─── DATASET EXTRACT
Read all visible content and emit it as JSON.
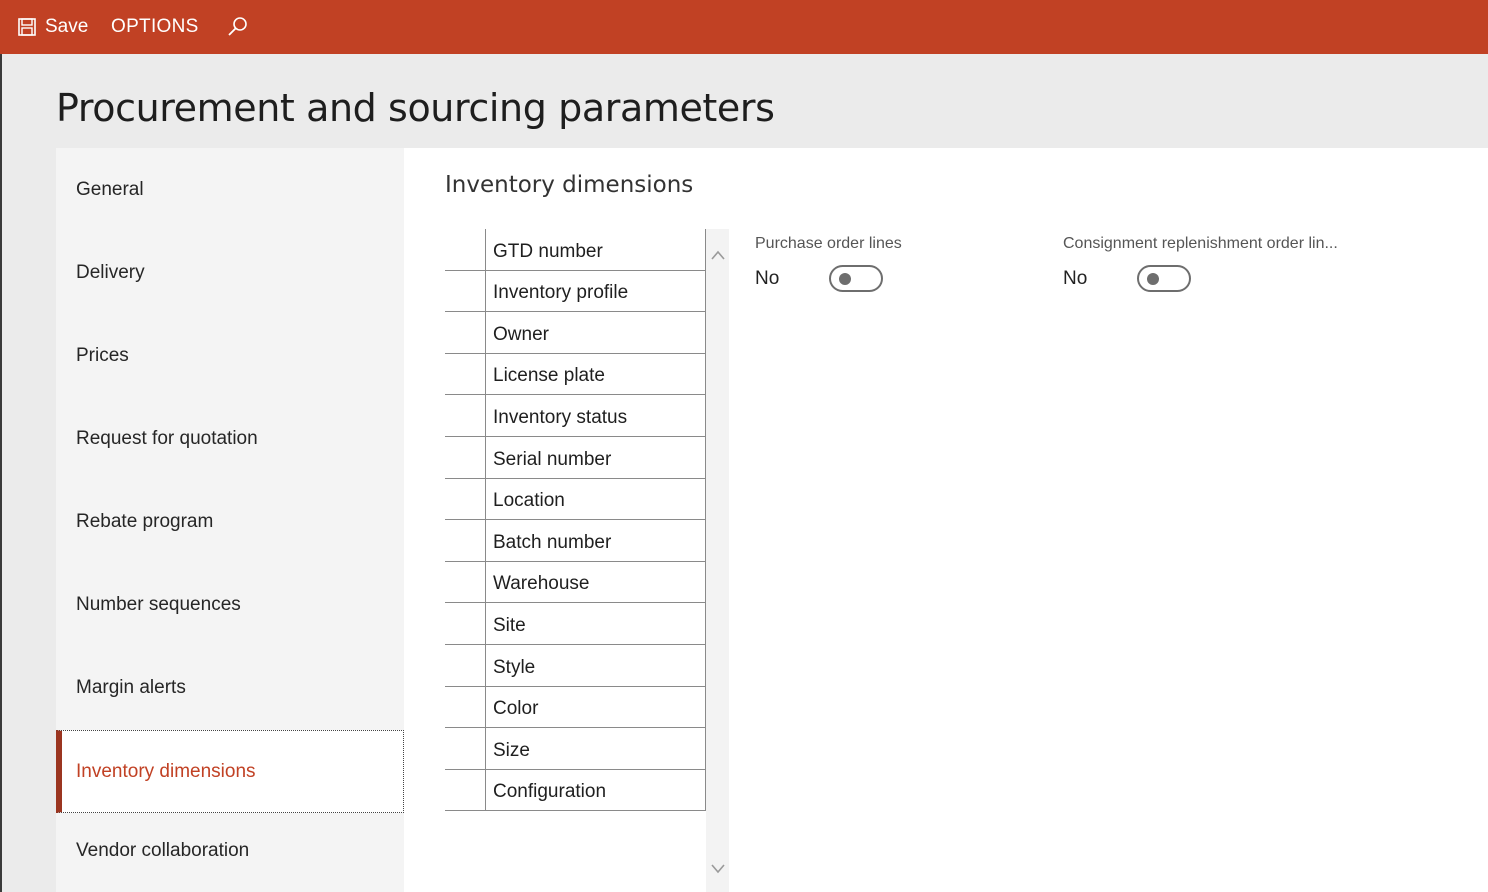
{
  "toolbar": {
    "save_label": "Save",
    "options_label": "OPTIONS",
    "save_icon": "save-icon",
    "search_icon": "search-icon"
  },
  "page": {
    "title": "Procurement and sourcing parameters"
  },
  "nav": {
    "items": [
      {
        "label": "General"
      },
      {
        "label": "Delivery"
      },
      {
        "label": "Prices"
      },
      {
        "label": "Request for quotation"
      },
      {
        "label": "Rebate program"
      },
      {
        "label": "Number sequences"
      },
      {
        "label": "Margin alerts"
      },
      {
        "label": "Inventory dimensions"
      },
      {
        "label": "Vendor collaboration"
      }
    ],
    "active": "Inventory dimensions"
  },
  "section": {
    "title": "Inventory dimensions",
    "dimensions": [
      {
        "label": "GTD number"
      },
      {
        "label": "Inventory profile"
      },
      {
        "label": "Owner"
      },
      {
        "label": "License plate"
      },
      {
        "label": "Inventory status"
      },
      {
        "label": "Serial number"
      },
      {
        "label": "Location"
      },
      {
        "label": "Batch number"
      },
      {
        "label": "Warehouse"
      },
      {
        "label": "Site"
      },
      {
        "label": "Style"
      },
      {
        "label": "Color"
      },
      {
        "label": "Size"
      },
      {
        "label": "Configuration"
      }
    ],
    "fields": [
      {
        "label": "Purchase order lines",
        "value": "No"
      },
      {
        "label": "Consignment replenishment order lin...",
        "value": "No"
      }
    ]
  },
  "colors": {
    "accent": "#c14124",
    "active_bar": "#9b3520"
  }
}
──────
REQUEST: Will you restate every entry word for word and omit the images?

RESULT OF THIS TASK:
Read all visible content and emit it as JSON.
{
  "toolbar": {
    "save_label": "Save",
    "options_label": "OPTIONS",
    "save_icon": "save-icon",
    "search_icon": "search-icon"
  },
  "page": {
    "title": "Procurement and sourcing parameters"
  },
  "nav": {
    "items": [
      {
        "label": "General"
      },
      {
        "label": "Delivery"
      },
      {
        "label": "Prices"
      },
      {
        "label": "Request for quotation"
      },
      {
        "label": "Rebate program"
      },
      {
        "label": "Number sequences"
      },
      {
        "label": "Margin alerts"
      },
      {
        "label": "Inventory dimensions"
      },
      {
        "label": "Vendor collaboration"
      }
    ],
    "active": "Inventory dimensions"
  },
  "section": {
    "title": "Inventory dimensions",
    "dimensions": [
      {
        "label": "GTD number"
      },
      {
        "label": "Inventory profile"
      },
      {
        "label": "Owner"
      },
      {
        "label": "License plate"
      },
      {
        "label": "Inventory status"
      },
      {
        "label": "Serial number"
      },
      {
        "label": "Location"
      },
      {
        "label": "Batch number"
      },
      {
        "label": "Warehouse"
      },
      {
        "label": "Site"
      },
      {
        "label": "Style"
      },
      {
        "label": "Color"
      },
      {
        "label": "Size"
      },
      {
        "label": "Configuration"
      }
    ],
    "fields": [
      {
        "label": "Purchase order lines",
        "value": "No"
      },
      {
        "label": "Consignment replenishment order lin...",
        "value": "No"
      }
    ]
  },
  "colors": {
    "accent": "#c14124",
    "active_bar": "#9b3520"
  }
}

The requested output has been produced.